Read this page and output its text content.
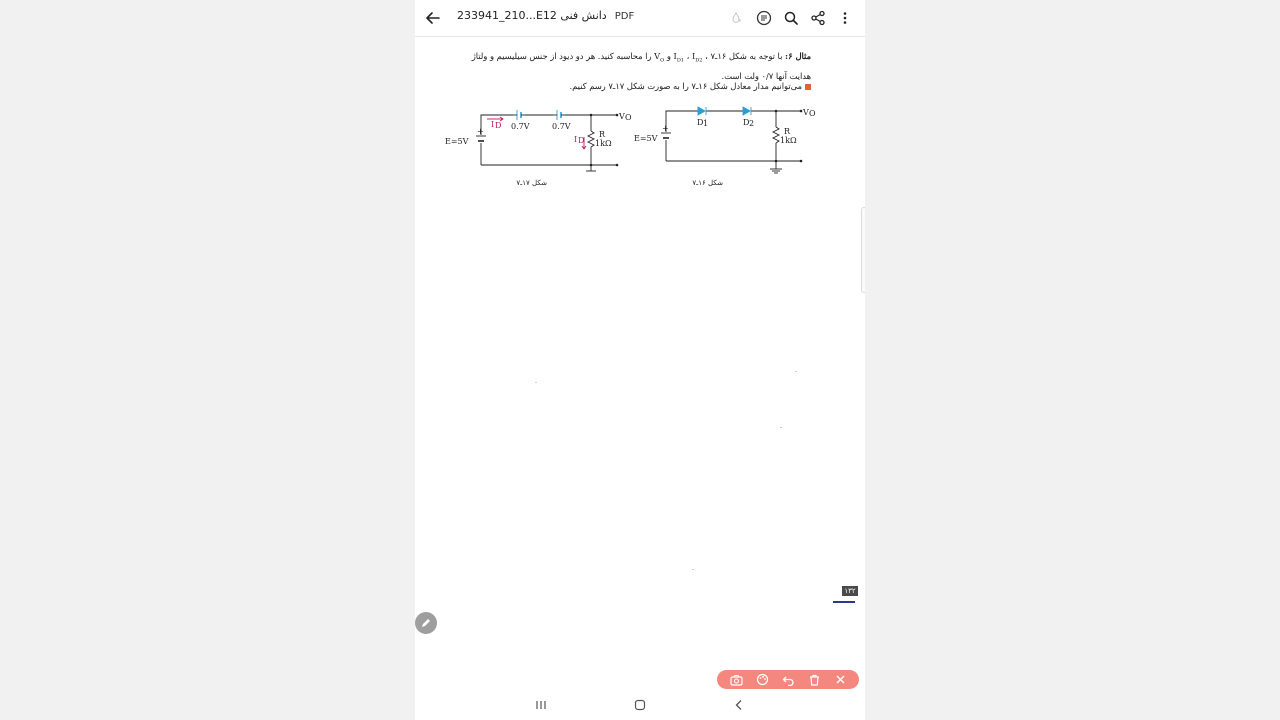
233941_210...E12 دانش فنی PDF
مثال ۶: با توجه به شکل ۱۶ـ۷ ، $I_{D1}$ ، $I_{D2}$ و $V_O$ را محاسبه کنید. هر دو دیود از جنس سیلیسیم و ولتاژ
هدایت آنها ۰/۷ ولت است.
می‌توانیم مدار معادل شکل ۱۶ـ۷ را به صورت شکل ۱۷ـ۷ رسم کنیم.
E=5V
+
0.7V	0.7V
I D
I D
R
1kΩ
V O
شکل ۱۷ـ۷
E=5V
+
D 1	D 2
R
1kΩ
V O
شکل ۱۶ـ۷
۱۳۲
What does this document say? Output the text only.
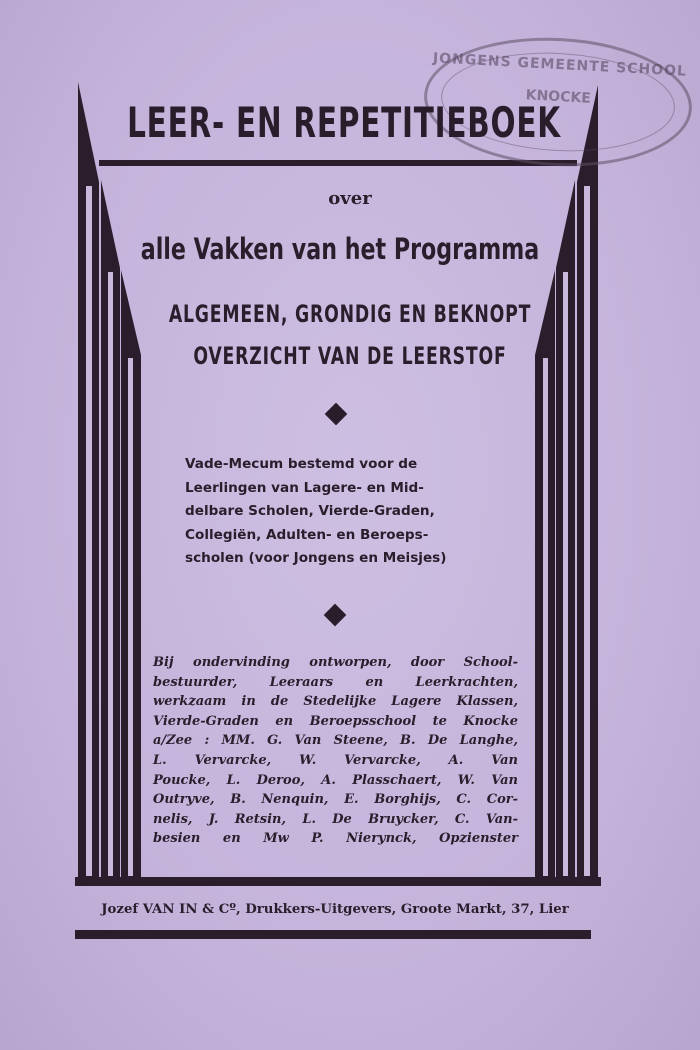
JONGENS GEMEENTE SCHOOL

KNOCKE

LEER- EN REPETITIEBOEK

over

alle Vakken van het Programma

ALGEMEEN, GRONDIG EN BEKNOPT

OVERZICHT VAN DE LEERSTOF

Vade-Mecum bestemd voor de
Leerlingen van Lagere- en Mid-
delbare Scholen, Vierde-Graden,
Collegiën, Adulten- en Beroeps-
scholen (voor Jongens en Meisjes)

Bij ondervinding ontworpen, door School-
bestuurder, Leeraars en Leerkrachten,
werkzaam in de Stedelijke Lagere Klassen,
Vierde-Graden en Beroepsschool te Knocke
a/Zee : MM. G. Van Steene, B. De Langhe,
L. Vervarcke, W. Vervarcke, A. Van
Poucke, L. Deroo, A. Plasschaert, W. Van
Outryve, B. Nenquin, E. Borghijs, C. Cor-
nelis, J. Retsin, L. De Bruycker, C. Van-
besien en Mw P. Nierynck, Opzienster

Jozef VAN IN & Cº, Drukkers-Uitgevers, Groote Markt, 37, Lier
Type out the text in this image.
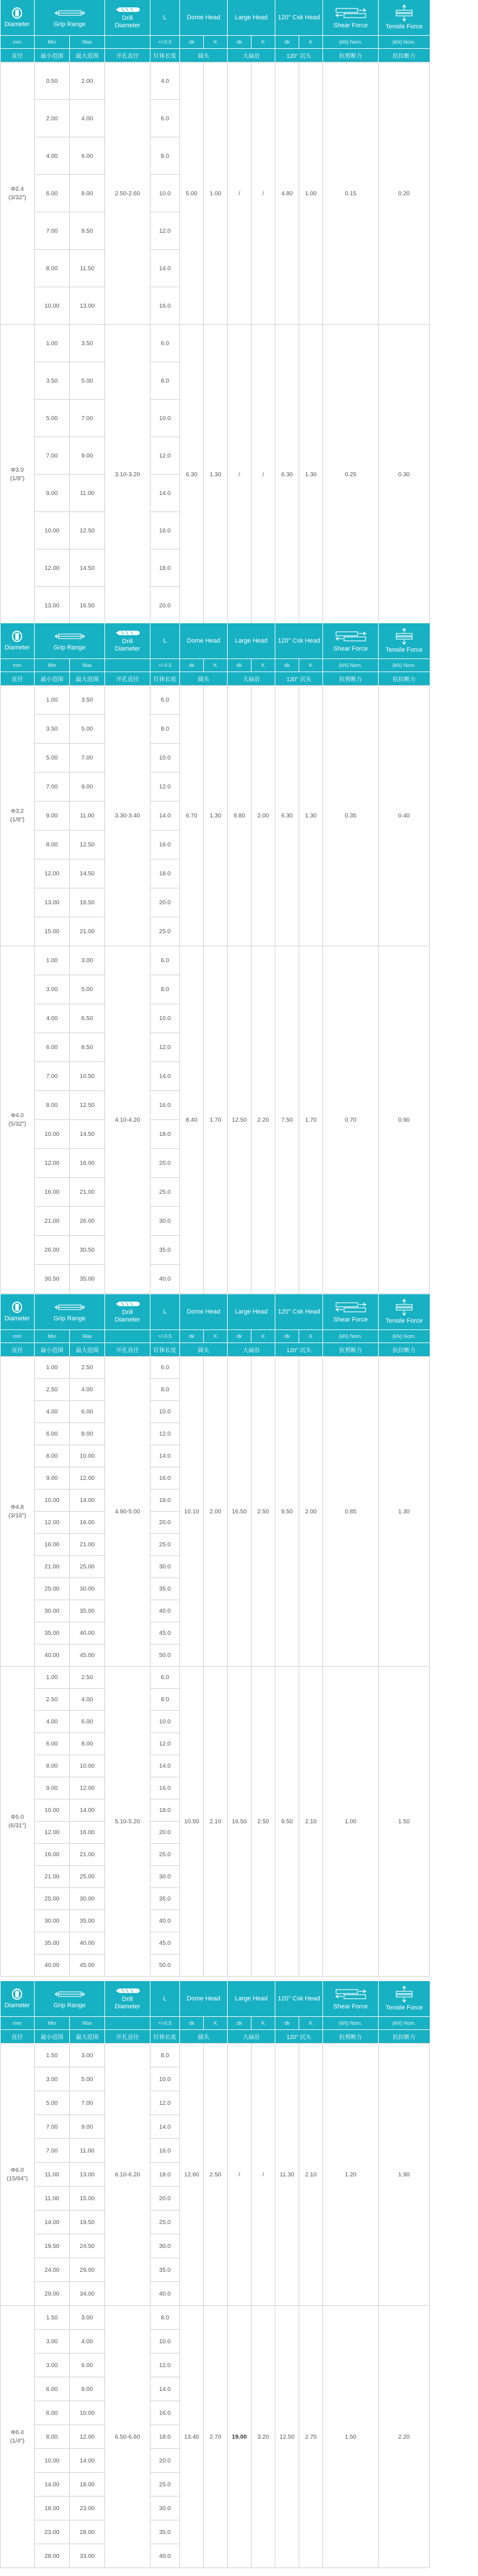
Diameter	Grip Range		Drill
Diameter	L	Dome Head		Large Head		120° Csk Head		Shear Force	Tensile Force

mm	Min	Max		+/-0.5	dk	K	dk	K	dk	K	(kN) Nom.	(kN) Nom.
直径	最小范围	最大范围	开孔直径	钉体长度	圆头		大扁沿		120° 沉头		抗剪断力	抗拉断力

Φ2.4
(3/32")	0.50	2.00	2.50-2.60	4.0	5.00	1.00	/	/	4.80	1.00	0.15	0.20
	2.00	4.00		6.0								
	4.00	6.00		8.0								
	6.00	8.00		10.0								
	7.00	9.50		12.0								
	8.00	11.50		14.0								
	10.00	13.00		16.0								

Φ3.0
(1/8")	1.00	3.50	3.10-3.20	6.0	6.30	1.30	/	/	6.30	1.30	0.25	0.30
	3.50	5.00		8.0								
	5.00	7.00		10.0								
	7.00	9.00		12.0								
	9.00	11.00		14.0								
	10.00	12.50		16.0								
	12.00	14.50		18.0								
	13.00	16.50		20.0								
Diameter	Grip Range		Drill
Diameter	L	Dome Head		Large Head		120° Csk Head		Shear Force	Tensile Force

mm	Min	Max		+/-0.5	dk	K	dk	K	dk	K	(kN) Nom.	(kN) Nom.
直径	最小范围	最大范围	开孔直径	钉体长度	圆头		大扁沿		120° 沉头		抗剪断力	抗拉断力

Φ3.2
(1/8")	1.00	3.50	3.30-3.40	6.0	6.70	1.30	9.80	2.00	6.30	1.30	0.35	0.40
	3.50	5.00		8.0								
	5.00	7.00		10.0								
	7.00	9.00		12.0								
	9.00	11.00		14.0								
	8.00	12.50		16.0								
	12.00	14.50		18.0								
	13.00	16.50		20.0								
	15.00	21.00		25.0								

Φ4.0
(5/32")	1.00	3.00	4.10-4.20	6.0	8.40	1.70	12.50	2.20	7.50	1.70	0.70	0.90
	3.00	5.00		8.0								
	4.00	6.50		10.0								
	6.00	8.50		12.0								
	7.00	10.50		14.0								
	8.00	12.50		16.0								
	10.00	14.50		18.0								
	12.00	16.00		20.0								
	16.00	21.00		25.0								
	21.00	26.00		30.0								
	26.00	30.50		35.0								
	30.50	35.00		40.0								
Diameter	Grip Range		Drill
Diameter	L	Dome Head		Large Head		120° Csk Head		Shear Force	Tensile Force

mm	Min	Max		+/-0.5	dk	K	dk	K	dk	K	(kN) Nom.	(kN) Nom.
直径	最小范围	最大范围	开孔直径	钉体长度	圆头		大扁沿		120° 沉头		抗剪断力	抗拉断力

Φ4.8
(3/16")	1.00	2.50	4.90-5.00	6.0	10.10	2.00	16.50	2.50	9.50	2.00	0.85	1.30
	2.50	4.00		8.0								
	4.00	6.00		10.0								
	6.00	8.00		12.0								
	8.00	10.00		14.0								
	9.00	12.00		16.0								
	10.00	14.00		18.0								
	12.00	16.00		20.0								
	16.00	21.00		25.0								
	21.00	25.00		30.0								
	25.00	30.00		35.0								
	30.00	35.00		40.0								
	35.00	40.00		45.0								
	40.00	45.00		50.0								

Φ5.0
(6/31")	1.00	2.50	5.10-5.20	6.0	10.50	2.10	16.50	2.50	9.50	2.10	1.00	1.50
	2.50	4.00		8.0								
	4.00	6.00		10.0								
	6.00	8.00		12.0								
	8.00	10.00		14.0								
	9.00	12.00		16.0								
	10.00	14.00		18.0								
	12.00	16.00		20.0								
	16.00	21.00		25.0								
	21.00	25.00		30.0								
	25.00	30.00		35.0								
	30.00	35.00		40.0								
	35.00	40.00		45.0								
	40.00	45.00		50.0								
Diameter	Grip Range		Drill
Diameter	L	Dome Head		Large Head		120° Csk Head		Shear Force	Tensile Force

mm	Min	Max		+/-0.5	dk	K	dk	K	dk	K	(kN) Nom.	(kN) Nom.
直径	最小范围	最大范围	开孔直径	钉体长度	圆头		大扁沿		120° 沉头		抗剪断力	抗拉断力

Φ6.0
(15/64")	1.50	3.00	6.10-6.20	8.0	12.60	2.50	/	/	11.30	2.10	1.20	1.90
	3.00	5.00		10.0								
	5.00	7.00		12.0								
	7.00	9.00		14.0								
	7.00	11.00		16.0								
	11.00	13.00		18.0								
	11.00	15.00		20.0								
	14.00	19.50		25.0								
	19.50	24.50		30.0								
	24.00	29.00		35.0								
	29.00	34.00		40.0								

Φ6.4
(1/4")	1.50	3.00	6.50-6.60	8.0	13.40	2.70	19.00	3.20	12.50	2.70	1.50	2.20
	3.00	4.00		10.0								
	3.00	6.00		12.0								
	6.00	8.00		14.0								
	6.00	10.00		16.0								
	8.00	12.00		18.0								
	10.00	14.00		20.0								
	14.00	18.00		25.0								
	18.00	23.00		30.0								
	23.00	28.00		35.0								
	28.00	33.00		40.0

### [PROBLEM STATEMENT]
Every record above should be written out again without change, except that the pictures are left out.

### [CORRECT ANSWER]
Read this page and output its text content.
233941_210...E12 دانش فنی PDF
مثال ۶: با توجه به شکل ۱۶ـ۷ ، $I_{D1}$ ، $I_{D2}$ و $V_O$ را محاسبه کنید. هر دو دیود از جنس سیلیسیم و ولتاژ
هدایت آنها ۰/۷ ولت است.
می‌توانیم مدار معادل شکل ۱۶ـ۷ را به صورت شکل ۱۷ـ۷ رسم کنیم.
E=5V
+
0.7V	0.7V
I D
I D
R
1kΩ
V O
شکل ۱۷ـ۷
E=5V
+
D 1	D 2
R
1kΩ
V O
شکل ۱۶ـ۷
۱۳۲
What does this document say? Output the text only.
JONGENS GEMEENTE SCHOOL

KNOCKE

LEER- EN REPETITIEBOEK

over

alle Vakken van het Programma

ALGEMEEN, GRONDIG EN BEKNOPT

OVERZICHT VAN DE LEERSTOF

Vade-Mecum bestemd voor de
Leerlingen van Lagere- en Mid-
delbare Scholen, Vierde-Graden,
Collegiën, Adulten- en Beroeps-
scholen (voor Jongens en Meisjes)

Bij ondervinding ontworpen, door School-
bestuurder, Leeraars en Leerkrachten,
werkzaam in de Stedelijke Lagere Klassen,
Vierde-Graden en Beroepsschool te Knocke
a/Zee : MM. G. Van Steene, B. De Langhe,
L. Vervarcke, W. Vervarcke, A. Van
Poucke, L. Deroo, A. Plasschaert, W. Van
Outryve, B. Nenquin, E. Borghijs, C. Cor-
nelis, J. Retsin, L. De Bruycker, C. Van-
besien en Mw P. Nierynck, Opzienster

Jozef VAN IN & Cº, Drukkers-Uitgevers, Groote Markt, 37, Lier
Type out the text in this image.
Diameter	Grip Range		Drill
Diameter	L	Dome Head		Large Head		120° Csk Head		Shear Force	Tensile Force

mm	Min	Max		+/-0.5	dk	K	dk	K	dk	K	(kN) Nom.	(kN) Nom.
直径	最小范围	最大范围	开孔直径	钉体长度	圆头		大扁沿		120° 沉头		抗剪断力	抗拉断力

Φ2.4
(3/32")	0.50	2.00	2.50-2.60	4.0	5.00	1.00	/	/	4.80	1.00	0.15	0.20
	2.00	4.00		6.0								
	4.00	6.00		8.0								
	6.00	8.00		10.0								
	7.00	9.50		12.0								
	8.00	11.50		14.0								
	10.00	13.00		16.0								

Φ3.0
(1/8")	1.00	3.50	3.10-3.20	6.0	6.30	1.30	/	/	6.30	1.30	0.25	0.30
	3.50	5.00		8.0								
	5.00	7.00		10.0								
	7.00	9.00		12.0								
	9.00	11.00		14.0								
	10.00	12.50		16.0								
	12.00	14.50		18.0								
	13.00	16.50		20.0								
Diameter	Grip Range		Drill
Diameter	L	Dome Head		Large Head		120° Csk Head		Shear Force	Tensile Force

mm	Min	Max		+/-0.5	dk	K	dk	K	dk	K	(kN) Nom.	(kN) Nom.
直径	最小范围	最大范围	开孔直径	钉体长度	圆头		大扁沿		120° 沉头		抗剪断力	抗拉断力

Φ3.2
(1/8")	1.00	3.50	3.30-3.40	6.0	6.70	1.30	9.80	2.00	6.30	1.30	0.35	0.40
	3.50	5.00		8.0								
	5.00	7.00		10.0								
	7.00	9.00		12.0								
	9.00	11.00		14.0								
	8.00	12.50		16.0								
	12.00	14.50		18.0								
	13.00	16.50		20.0								
	15.00	21.00		25.0								

Φ4.0
(5/32")	1.00	3.00	4.10-4.20	6.0	8.40	1.70	12.50	2.20	7.50	1.70	0.70	0.90
	3.00	5.00		8.0								
	4.00	6.50		10.0								
	6.00	8.50		12.0								
	7.00	10.50		14.0								
	8.00	12.50		16.0								
	10.00	14.50		18.0								
	12.00	16.00		20.0								
	16.00	21.00		25.0								
	21.00	26.00		30.0								
	26.00	30.50		35.0								
	30.50	35.00		40.0								
Diameter	Grip Range		Drill
Diameter	L	Dome Head		Large Head		120° Csk Head		Shear Force	Tensile Force

mm	Min	Max		+/-0.5	dk	K	dk	K	dk	K	(kN) Nom.	(kN) Nom.
直径	最小范围	最大范围	开孔直径	钉体长度	圆头		大扁沿		120° 沉头		抗剪断力	抗拉断力

Φ4.8
(3/16")	1.00	2.50	4.90-5.00	6.0	10.10	2.00	16.50	2.50	9.50	2.00	0.85	1.30
	2.50	4.00		8.0								
	4.00	6.00		10.0								
	6.00	8.00		12.0								
	8.00	10.00		14.0								
	9.00	12.00		16.0								
	10.00	14.00		18.0								
	12.00	16.00		20.0								
	16.00	21.00		25.0								
	21.00	25.00		30.0								
	25.00	30.00		35.0								
	30.00	35.00		40.0								
	35.00	40.00		45.0								
	40.00	45.00		50.0								

Φ5.0
(6/31")	1.00	2.50	5.10-5.20	6.0	10.50	2.10	16.50	2.50	9.50	2.10	1.00	1.50
	2.50	4.00		8.0								
	4.00	6.00		10.0								
	6.00	8.00		12.0								
	8.00	10.00		14.0								
	9.00	12.00		16.0								
	10.00	14.00		18.0								
	12.00	16.00		20.0								
	16.00	21.00		25.0								
	21.00	25.00		30.0								
	25.00	30.00		35.0								
	30.00	35.00		40.0								
	35.00	40.00		45.0								
	40.00	45.00		50.0								
Diameter	Grip Range		Drill
Diameter	L	Dome Head		Large Head		120° Csk Head		Shear Force	Tensile Force

mm	Min	Max		+/-0.5	dk	K	dk	K	dk	K	(kN) Nom.	(kN) Nom.
直径	最小范围	最大范围	开孔直径	钉体长度	圆头		大扁沿		120° 沉头		抗剪断力	抗拉断力

Φ6.0
(15/64")	1.50	3.00	6.10-6.20	8.0	12.60	2.50	/	/	11.30	2.10	1.20	1.90
	3.00	5.00		10.0								
	5.00	7.00		12.0								
	7.00	9.00		14.0								
	7.00	11.00		16.0								
	11.00	13.00		18.0								
	11.00	15.00		20.0								
	14.00	19.50		25.0								
	19.50	24.50		30.0								
	24.00	29.00		35.0								
	29.00	34.00		40.0								

Φ6.4
(1/4")	1.50	3.00	6.50-6.60	8.0	13.40	2.70	19.00	3.20	12.50	2.70	1.50	2.20
	3.00	4.00		10.0								
	3.00	6.00		12.0								
	6.00	8.00		14.0								
	6.00	10.00		16.0								
	8.00	12.00		18.0								
	10.00	14.00		20.0								
	14.00	18.00		25.0								
	18.00	23.00		30.0								
	23.00	28.00		35.0								
	28.00	33.00		40.0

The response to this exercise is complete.